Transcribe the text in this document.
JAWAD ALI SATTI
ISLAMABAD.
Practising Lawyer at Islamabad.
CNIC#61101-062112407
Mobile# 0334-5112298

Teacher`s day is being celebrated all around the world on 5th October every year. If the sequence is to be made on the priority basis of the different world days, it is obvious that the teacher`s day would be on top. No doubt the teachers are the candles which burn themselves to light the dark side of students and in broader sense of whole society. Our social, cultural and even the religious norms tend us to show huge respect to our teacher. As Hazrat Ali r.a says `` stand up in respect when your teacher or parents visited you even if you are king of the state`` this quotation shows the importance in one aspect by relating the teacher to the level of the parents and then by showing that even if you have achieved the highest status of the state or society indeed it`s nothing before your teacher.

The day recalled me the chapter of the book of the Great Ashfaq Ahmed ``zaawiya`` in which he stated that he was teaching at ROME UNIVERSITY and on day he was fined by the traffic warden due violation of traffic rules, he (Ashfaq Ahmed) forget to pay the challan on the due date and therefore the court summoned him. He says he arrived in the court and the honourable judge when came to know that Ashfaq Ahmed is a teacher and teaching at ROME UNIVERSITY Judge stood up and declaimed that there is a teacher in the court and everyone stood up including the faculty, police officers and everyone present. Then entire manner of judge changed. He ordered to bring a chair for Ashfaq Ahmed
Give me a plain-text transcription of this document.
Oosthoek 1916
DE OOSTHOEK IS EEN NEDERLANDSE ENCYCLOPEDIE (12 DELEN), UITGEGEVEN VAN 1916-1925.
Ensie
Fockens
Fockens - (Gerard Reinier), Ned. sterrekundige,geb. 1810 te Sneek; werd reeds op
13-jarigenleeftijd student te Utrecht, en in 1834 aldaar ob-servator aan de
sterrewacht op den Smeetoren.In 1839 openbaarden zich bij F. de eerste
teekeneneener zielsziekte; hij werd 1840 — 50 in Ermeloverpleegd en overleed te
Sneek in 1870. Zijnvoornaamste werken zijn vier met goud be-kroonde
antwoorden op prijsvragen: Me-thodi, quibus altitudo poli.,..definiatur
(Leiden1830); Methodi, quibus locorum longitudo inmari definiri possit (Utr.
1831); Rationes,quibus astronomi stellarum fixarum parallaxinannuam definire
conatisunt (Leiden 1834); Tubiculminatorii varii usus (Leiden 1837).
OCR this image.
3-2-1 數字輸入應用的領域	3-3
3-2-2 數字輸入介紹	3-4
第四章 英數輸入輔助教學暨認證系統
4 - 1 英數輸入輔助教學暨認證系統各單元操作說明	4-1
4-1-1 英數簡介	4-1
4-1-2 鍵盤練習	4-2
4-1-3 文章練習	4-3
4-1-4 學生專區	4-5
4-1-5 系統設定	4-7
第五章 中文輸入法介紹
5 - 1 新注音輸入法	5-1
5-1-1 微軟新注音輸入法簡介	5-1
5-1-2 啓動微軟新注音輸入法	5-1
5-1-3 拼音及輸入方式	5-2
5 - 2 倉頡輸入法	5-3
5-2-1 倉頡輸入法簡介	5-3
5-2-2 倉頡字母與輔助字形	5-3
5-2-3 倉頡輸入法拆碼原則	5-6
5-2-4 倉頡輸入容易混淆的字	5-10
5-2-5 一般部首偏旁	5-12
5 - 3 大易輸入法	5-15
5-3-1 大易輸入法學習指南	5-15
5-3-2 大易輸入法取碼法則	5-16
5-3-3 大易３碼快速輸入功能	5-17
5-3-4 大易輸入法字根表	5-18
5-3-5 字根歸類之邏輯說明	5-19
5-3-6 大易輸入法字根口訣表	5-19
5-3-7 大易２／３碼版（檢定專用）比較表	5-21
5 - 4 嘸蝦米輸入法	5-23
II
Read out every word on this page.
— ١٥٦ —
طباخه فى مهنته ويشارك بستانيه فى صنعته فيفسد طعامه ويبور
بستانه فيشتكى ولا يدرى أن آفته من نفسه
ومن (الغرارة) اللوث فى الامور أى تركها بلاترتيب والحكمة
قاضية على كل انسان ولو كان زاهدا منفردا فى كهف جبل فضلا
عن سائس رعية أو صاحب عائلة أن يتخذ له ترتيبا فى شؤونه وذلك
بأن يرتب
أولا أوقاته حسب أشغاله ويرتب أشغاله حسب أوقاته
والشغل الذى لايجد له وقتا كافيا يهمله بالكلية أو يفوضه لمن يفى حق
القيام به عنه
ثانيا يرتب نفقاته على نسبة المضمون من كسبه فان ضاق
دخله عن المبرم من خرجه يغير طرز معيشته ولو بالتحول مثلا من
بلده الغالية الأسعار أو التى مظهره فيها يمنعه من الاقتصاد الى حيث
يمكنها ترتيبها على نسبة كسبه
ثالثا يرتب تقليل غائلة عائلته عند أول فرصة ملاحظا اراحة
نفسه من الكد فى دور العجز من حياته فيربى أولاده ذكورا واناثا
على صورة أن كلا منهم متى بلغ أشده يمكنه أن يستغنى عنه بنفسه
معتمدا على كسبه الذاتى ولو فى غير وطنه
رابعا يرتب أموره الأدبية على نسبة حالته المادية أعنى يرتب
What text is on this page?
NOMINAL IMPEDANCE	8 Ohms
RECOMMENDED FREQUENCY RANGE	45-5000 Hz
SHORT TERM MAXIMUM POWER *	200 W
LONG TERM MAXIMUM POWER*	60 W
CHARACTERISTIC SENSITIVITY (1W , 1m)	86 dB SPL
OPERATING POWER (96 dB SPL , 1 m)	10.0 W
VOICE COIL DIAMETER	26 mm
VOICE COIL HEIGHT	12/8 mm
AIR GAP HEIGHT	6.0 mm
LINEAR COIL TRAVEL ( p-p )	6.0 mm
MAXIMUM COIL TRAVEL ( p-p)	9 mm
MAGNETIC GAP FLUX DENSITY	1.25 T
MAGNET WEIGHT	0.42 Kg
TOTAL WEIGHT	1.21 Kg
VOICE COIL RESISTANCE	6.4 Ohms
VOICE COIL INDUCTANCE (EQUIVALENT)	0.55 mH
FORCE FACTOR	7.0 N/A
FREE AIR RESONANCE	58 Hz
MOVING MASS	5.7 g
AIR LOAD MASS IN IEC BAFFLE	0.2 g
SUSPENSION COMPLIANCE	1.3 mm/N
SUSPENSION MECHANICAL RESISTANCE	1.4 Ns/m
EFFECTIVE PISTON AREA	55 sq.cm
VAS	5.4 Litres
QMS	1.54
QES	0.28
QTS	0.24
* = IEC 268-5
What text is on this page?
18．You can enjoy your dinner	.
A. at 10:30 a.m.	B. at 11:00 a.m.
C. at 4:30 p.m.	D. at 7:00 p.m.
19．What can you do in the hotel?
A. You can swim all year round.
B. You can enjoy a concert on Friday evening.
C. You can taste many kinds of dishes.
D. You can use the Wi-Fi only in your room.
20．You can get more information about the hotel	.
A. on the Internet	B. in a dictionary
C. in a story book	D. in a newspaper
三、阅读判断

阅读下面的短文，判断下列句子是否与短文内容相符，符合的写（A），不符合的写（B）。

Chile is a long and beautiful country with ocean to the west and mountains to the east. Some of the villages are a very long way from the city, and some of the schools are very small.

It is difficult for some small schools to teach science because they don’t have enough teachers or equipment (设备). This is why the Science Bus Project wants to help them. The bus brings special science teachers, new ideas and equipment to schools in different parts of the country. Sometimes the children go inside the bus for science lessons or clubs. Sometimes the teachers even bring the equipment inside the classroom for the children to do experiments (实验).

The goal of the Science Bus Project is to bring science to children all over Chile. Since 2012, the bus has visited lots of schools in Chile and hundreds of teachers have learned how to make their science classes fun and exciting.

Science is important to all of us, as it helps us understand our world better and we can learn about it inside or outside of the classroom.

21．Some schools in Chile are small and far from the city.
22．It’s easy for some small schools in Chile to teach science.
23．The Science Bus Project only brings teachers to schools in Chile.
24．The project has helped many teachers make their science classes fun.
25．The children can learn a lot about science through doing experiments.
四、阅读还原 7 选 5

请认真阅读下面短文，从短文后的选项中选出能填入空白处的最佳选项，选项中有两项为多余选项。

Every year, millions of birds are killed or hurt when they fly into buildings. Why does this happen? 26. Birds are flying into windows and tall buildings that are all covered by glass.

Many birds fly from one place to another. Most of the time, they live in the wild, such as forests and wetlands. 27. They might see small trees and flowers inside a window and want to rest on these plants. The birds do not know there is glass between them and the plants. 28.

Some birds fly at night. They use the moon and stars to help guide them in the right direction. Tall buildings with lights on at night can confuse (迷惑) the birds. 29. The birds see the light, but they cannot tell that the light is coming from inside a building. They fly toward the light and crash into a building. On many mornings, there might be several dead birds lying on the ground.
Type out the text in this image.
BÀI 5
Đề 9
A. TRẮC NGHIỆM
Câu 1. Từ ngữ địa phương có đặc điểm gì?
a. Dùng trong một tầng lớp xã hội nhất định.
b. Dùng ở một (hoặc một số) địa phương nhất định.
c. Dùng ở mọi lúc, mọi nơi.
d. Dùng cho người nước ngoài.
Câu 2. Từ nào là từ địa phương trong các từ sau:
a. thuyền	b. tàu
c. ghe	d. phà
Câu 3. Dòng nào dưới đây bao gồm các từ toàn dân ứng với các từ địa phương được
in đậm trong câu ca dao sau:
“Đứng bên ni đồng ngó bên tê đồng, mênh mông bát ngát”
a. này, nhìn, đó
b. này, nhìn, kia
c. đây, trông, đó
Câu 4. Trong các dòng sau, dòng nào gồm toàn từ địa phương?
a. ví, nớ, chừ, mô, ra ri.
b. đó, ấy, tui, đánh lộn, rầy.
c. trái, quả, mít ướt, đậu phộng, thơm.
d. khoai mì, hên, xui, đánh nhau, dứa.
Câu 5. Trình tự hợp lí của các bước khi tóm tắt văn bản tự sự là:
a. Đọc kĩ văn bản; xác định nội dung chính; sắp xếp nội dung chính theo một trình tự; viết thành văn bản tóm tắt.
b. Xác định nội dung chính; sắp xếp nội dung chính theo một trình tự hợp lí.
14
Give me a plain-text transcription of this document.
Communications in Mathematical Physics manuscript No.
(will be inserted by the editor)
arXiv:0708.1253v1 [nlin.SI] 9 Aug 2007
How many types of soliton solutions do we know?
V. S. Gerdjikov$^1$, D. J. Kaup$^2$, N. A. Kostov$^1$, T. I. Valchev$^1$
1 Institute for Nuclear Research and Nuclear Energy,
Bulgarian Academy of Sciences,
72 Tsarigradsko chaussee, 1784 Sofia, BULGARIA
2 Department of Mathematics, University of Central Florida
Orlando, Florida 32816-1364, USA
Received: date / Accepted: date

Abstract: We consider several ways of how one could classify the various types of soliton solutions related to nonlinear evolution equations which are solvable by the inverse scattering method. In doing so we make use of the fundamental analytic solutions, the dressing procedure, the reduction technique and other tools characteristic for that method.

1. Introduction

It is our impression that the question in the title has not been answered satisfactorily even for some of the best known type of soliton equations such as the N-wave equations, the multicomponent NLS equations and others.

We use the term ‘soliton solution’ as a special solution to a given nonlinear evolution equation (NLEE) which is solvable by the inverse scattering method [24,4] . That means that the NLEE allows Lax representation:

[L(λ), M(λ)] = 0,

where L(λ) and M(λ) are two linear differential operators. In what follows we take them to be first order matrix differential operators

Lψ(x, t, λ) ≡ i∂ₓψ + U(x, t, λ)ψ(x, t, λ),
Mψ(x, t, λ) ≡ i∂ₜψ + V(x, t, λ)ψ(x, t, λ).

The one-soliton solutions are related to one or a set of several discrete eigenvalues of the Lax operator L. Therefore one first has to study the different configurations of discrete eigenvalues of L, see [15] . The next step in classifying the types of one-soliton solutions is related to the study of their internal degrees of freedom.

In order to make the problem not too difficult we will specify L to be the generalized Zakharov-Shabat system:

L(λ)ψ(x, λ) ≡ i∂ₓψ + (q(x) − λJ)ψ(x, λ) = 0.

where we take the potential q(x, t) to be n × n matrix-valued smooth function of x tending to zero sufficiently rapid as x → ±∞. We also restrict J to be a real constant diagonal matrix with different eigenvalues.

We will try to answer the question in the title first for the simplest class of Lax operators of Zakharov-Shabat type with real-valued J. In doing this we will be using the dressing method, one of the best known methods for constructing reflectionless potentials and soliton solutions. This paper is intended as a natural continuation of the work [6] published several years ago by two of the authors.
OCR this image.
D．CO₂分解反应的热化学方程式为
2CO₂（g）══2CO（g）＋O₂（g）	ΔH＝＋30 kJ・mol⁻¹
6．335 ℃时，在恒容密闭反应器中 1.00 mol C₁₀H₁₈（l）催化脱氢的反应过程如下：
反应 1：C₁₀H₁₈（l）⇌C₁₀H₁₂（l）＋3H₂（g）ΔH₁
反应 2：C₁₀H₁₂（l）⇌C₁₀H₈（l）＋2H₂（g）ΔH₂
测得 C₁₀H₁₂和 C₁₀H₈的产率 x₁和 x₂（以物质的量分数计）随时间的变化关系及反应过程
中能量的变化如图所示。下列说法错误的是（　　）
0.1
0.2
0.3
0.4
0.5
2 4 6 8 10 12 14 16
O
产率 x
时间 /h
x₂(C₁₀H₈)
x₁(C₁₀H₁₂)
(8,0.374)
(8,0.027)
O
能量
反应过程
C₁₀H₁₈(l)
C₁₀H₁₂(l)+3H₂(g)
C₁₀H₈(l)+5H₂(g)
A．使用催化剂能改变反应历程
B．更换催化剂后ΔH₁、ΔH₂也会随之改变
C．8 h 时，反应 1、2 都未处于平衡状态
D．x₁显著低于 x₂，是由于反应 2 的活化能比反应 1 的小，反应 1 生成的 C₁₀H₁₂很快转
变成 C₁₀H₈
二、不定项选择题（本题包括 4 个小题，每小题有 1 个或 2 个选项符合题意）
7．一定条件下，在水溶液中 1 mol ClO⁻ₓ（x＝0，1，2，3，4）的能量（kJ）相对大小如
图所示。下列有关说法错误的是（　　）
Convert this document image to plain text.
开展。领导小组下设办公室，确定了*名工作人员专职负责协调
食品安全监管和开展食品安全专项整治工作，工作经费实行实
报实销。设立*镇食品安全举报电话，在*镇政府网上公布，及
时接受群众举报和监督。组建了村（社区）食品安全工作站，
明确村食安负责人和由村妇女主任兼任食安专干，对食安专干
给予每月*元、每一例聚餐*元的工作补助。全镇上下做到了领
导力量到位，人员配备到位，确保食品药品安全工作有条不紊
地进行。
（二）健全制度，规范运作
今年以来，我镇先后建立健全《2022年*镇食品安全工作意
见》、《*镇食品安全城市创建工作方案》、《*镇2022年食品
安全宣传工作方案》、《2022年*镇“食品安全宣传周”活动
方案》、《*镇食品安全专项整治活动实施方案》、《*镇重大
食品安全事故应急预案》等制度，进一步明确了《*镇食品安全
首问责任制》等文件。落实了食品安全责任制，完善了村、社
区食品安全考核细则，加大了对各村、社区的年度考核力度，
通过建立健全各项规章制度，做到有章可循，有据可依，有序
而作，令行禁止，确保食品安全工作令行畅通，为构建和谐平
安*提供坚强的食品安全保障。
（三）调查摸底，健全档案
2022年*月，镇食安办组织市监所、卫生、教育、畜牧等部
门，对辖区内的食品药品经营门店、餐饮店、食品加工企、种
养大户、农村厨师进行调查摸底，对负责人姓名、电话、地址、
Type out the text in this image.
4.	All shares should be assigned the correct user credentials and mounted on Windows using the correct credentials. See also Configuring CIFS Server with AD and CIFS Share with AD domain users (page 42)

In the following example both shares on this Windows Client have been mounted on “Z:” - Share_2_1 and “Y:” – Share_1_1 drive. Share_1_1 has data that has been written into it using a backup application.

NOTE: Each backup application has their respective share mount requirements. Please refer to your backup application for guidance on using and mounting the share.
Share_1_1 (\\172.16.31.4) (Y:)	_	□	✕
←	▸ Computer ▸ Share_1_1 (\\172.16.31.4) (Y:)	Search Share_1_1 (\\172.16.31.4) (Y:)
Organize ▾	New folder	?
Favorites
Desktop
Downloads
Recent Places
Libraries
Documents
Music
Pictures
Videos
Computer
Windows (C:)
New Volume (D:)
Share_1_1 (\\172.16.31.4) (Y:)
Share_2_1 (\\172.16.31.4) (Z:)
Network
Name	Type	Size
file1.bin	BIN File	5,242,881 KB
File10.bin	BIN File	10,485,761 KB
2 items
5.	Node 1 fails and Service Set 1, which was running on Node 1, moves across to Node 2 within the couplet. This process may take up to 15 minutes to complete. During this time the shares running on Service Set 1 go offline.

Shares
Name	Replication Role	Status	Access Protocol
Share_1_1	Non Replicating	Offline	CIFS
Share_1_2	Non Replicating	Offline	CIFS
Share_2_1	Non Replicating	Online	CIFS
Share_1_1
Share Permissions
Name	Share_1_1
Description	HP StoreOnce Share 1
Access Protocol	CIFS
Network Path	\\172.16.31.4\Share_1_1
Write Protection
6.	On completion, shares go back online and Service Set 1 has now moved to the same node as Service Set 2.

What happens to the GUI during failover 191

========

**TASK DESCRIPTION**
Tally the lines of the data that hold the string "Name". Answer with the number and nothing more.

**RESULT**
3